ЗАДАНИЕ: Какие пороки высмеивали стихотворные фельетоны и подписи к рисункам Архангельского, согласно приведенному ниже фрагменту? Перечислите их все.

ФРАГМЕНТ ТЕКСТА:
··········

Сожаления о погибшем в Архангельском большом писателе возникали не только из ощущения его литературного всеведения. Современникам казалось, что в пародиста он вырос буквально на глазах, начав с мелкотравчатой юмористики, пройдя через более солидную сатирическую деятельность на страницах "Лаптя" и "Крокодила", где печатались его стихотворные фельетоны и подписи к рисункам, высмеивающие бюрократизм, халтуру, равнодушие к делу, и дойдя до бичевания тех же пороков, проникающих в литературу. При таком взгляде невольно возникала мысль, что только смерть помешала сделать в этом восхождении следующий шаг к серьезной литературе.
Современники и не подозревали, насколько выстраданным был литературный опыт, стоящий за пародиями Архангельского. Напрасно считали они пародиста человеком "своей" эпохи, почва, на которой он сформировался, была другой. И найти ее помогает сборник "Черные облака", открывающий его библиографию. На первый взгляд между стихами из этой книги и сатирой Архангельского вообще нет соединительных мостов. Но биография пародиста позволяет найти их.
Сведения о жизни Архангельского скудны и разнородны: зарифмованной автобиографией, небольшим количеством писем и личных документов исчерпывается актив исследователя. Родился он в 1889 году в городе Ейске, а о своей семье писал:
Итак - о детстве. Я родился в Ейске
На Северном Кавказе. Мать моя
Была по специальности швея.

··········

ИСХОДНЫЕ МАТЕРИАЛЫ:
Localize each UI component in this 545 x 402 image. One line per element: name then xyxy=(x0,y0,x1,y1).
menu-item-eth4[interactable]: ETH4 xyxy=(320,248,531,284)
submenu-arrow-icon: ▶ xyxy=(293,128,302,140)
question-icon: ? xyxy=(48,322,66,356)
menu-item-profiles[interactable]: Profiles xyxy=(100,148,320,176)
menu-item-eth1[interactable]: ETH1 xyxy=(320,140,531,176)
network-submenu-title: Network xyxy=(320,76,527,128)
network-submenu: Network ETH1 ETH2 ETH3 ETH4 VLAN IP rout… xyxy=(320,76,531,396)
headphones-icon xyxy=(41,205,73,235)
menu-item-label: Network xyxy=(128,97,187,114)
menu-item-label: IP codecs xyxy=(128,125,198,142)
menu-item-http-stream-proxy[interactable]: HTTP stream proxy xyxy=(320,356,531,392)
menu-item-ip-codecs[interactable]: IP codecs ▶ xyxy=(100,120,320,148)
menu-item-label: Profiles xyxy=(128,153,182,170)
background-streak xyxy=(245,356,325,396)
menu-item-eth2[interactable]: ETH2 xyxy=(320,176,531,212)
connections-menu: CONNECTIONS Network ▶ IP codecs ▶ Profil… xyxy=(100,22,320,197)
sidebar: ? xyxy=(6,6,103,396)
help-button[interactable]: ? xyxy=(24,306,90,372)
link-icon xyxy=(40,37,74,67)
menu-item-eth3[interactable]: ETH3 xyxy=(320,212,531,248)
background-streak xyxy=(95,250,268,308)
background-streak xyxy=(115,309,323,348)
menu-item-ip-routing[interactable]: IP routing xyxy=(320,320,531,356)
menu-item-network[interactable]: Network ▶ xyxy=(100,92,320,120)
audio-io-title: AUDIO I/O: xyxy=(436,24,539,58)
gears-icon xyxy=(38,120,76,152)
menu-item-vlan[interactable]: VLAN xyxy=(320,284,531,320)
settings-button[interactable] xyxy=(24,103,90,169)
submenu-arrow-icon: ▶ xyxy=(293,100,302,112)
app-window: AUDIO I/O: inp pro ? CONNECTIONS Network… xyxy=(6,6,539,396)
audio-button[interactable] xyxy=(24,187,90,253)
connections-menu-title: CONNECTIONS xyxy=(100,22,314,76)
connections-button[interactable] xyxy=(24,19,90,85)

··········

ОТВЕТ: Бюрократизм, халтура, равнодушие к делу.